(Stored entries)
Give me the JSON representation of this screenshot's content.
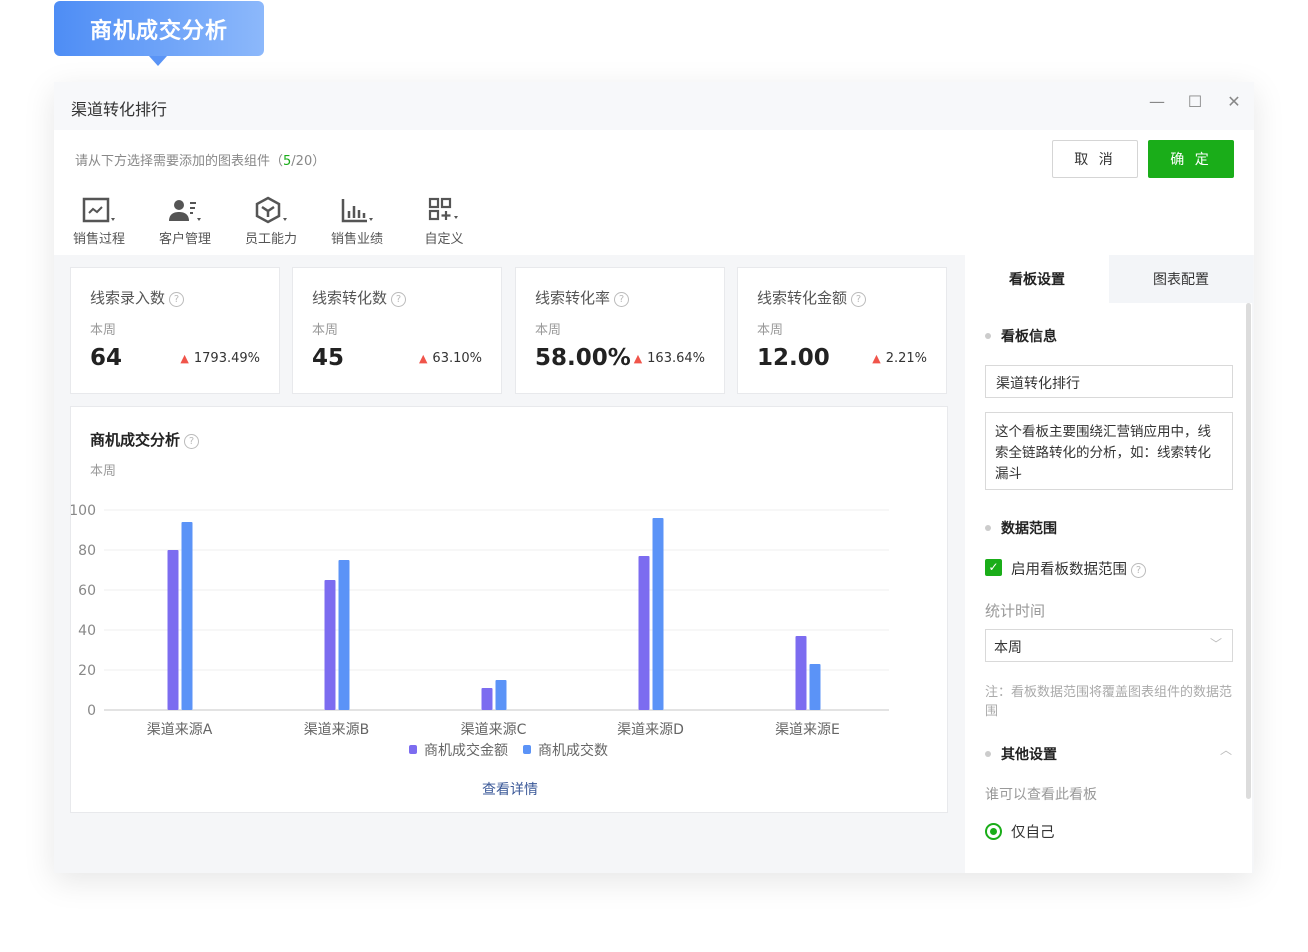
{
  "badge": {
    "title": "商机成交分析"
  },
  "window": {
    "title": "渠道转化排行",
    "minimize_icon": "minimize-icon",
    "maximize_icon": "maximize-icon",
    "close_icon": "close-icon"
  },
  "toolbar": {
    "hint_prefix": "请从下方选择需要添加的图表组件（",
    "hint_count": "5",
    "hint_suffix": "/20）",
    "cancel_label": "取 消",
    "ok_label": "确 定",
    "tools": [
      {
        "label": "销售过程",
        "icon": "line-chart-icon"
      },
      {
        "label": "客户管理",
        "icon": "user-list-icon"
      },
      {
        "label": "员工能力",
        "icon": "hexagon-icon"
      },
      {
        "label": "销售业绩",
        "icon": "bar-chart-icon"
      },
      {
        "label": "自定义",
        "icon": "grid-plus-icon"
      }
    ]
  },
  "kpis": [
    {
      "title": "线索录入数",
      "period": "本周",
      "value": "64",
      "change": "1793.49%"
    },
    {
      "title": "线索转化数",
      "period": "本周",
      "value": "45",
      "change": "63.10%"
    },
    {
      "title": "线索转化率",
      "period": "本周",
      "value": "58.00%",
      "change": "163.64%"
    },
    {
      "title": "线索转化金额",
      "period": "本周",
      "value": "12.00",
      "change": "2.21%"
    }
  ],
  "chart_card": {
    "title": "商机成交分析",
    "period": "本周",
    "detail_link": "查看详情"
  },
  "chart_data": {
    "type": "bar",
    "categories": [
      "渠道来源A",
      "渠道来源B",
      "渠道来源C",
      "渠道来源D",
      "渠道来源E"
    ],
    "series": [
      {
        "name": "商机成交金额",
        "values": [
          80,
          65,
          11,
          77,
          37
        ],
        "color": "#7c6cf0"
      },
      {
        "name": "商机成交数",
        "values": [
          94,
          75,
          15,
          96,
          23
        ],
        "color": "#5b93f7"
      }
    ],
    "ylim": [
      0,
      100
    ],
    "yticks": [
      0,
      20,
      40,
      60,
      80,
      100
    ],
    "grid": true,
    "legend": "bottom"
  },
  "panel": {
    "tabs": [
      {
        "label": "看板设置",
        "active": true
      },
      {
        "label": "图表配置",
        "active": false
      }
    ],
    "info_title": "看板信息",
    "name_value": "渠道转化排行",
    "desc_value": "这个看板主要围绕汇营销应用中，线索全链路转化的分析，如：线索转化漏斗",
    "range_title": "数据范围",
    "enable_label": "启用看板数据范围",
    "enable_checked": true,
    "time_label": "统计时间",
    "time_value": "本周",
    "note": "注：看板数据范围将覆盖图表组件的数据范围",
    "other_title": "其他设置",
    "visibility_label": "谁可以查看此看板",
    "visibility_option": "仅自己",
    "accent": "#1aad19"
  }
}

WHAT IS EXPECTED:
Without the pictures, restate all of the entries above verbatim.

FINAL ANSWER:
Give me the JSON representation of this screenshot's content.
{
  "badge": {
    "title": "商机成交分析"
  },
  "window": {
    "title": "渠道转化排行",
    "minimize_icon": "minimize-icon",
    "maximize_icon": "maximize-icon",
    "close_icon": "close-icon"
  },
  "toolbar": {
    "hint_prefix": "请从下方选择需要添加的图表组件（",
    "hint_count": "5",
    "hint_suffix": "/20）",
    "cancel_label": "取 消",
    "ok_label": "确 定",
    "tools": [
      {
        "label": "销售过程",
        "icon": "line-chart-icon"
      },
      {
        "label": "客户管理",
        "icon": "user-list-icon"
      },
      {
        "label": "员工能力",
        "icon": "hexagon-icon"
      },
      {
        "label": "销售业绩",
        "icon": "bar-chart-icon"
      },
      {
        "label": "自定义",
        "icon": "grid-plus-icon"
      }
    ]
  },
  "kpis": [
    {
      "title": "线索录入数",
      "period": "本周",
      "value": "64",
      "change": "1793.49%"
    },
    {
      "title": "线索转化数",
      "period": "本周",
      "value": "45",
      "change": "63.10%"
    },
    {
      "title": "线索转化率",
      "period": "本周",
      "value": "58.00%",
      "change": "163.64%"
    },
    {
      "title": "线索转化金额",
      "period": "本周",
      "value": "12.00",
      "change": "2.21%"
    }
  ],
  "chart_card": {
    "title": "商机成交分析",
    "period": "本周",
    "detail_link": "查看详情"
  },
  "chart_data": {
    "type": "bar",
    "categories": [
      "渠道来源A",
      "渠道来源B",
      "渠道来源C",
      "渠道来源D",
      "渠道来源E"
    ],
    "series": [
      {
        "name": "商机成交金额",
        "values": [
          80,
          65,
          11,
          77,
          37
        ],
        "color": "#7c6cf0"
      },
      {
        "name": "商机成交数",
        "values": [
          94,
          75,
          15,
          96,
          23
        ],
        "color": "#5b93f7"
      }
    ],
    "ylim": [
      0,
      100
    ],
    "yticks": [
      0,
      20,
      40,
      60,
      80,
      100
    ],
    "grid": true,
    "legend": "bottom"
  },
  "panel": {
    "tabs": [
      {
        "label": "看板设置",
        "active": true
      },
      {
        "label": "图表配置",
        "active": false
      }
    ],
    "info_title": "看板信息",
    "name_value": "渠道转化排行",
    "desc_value": "这个看板主要围绕汇营销应用中，线索全链路转化的分析，如：线索转化漏斗",
    "range_title": "数据范围",
    "enable_label": "启用看板数据范围",
    "enable_checked": true,
    "time_label": "统计时间",
    "time_value": "本周",
    "note": "注：看板数据范围将覆盖图表组件的数据范围",
    "other_title": "其他设置",
    "visibility_label": "谁可以查看此看板",
    "visibility_option": "仅自己",
    "accent": "#1aad19"
  }
}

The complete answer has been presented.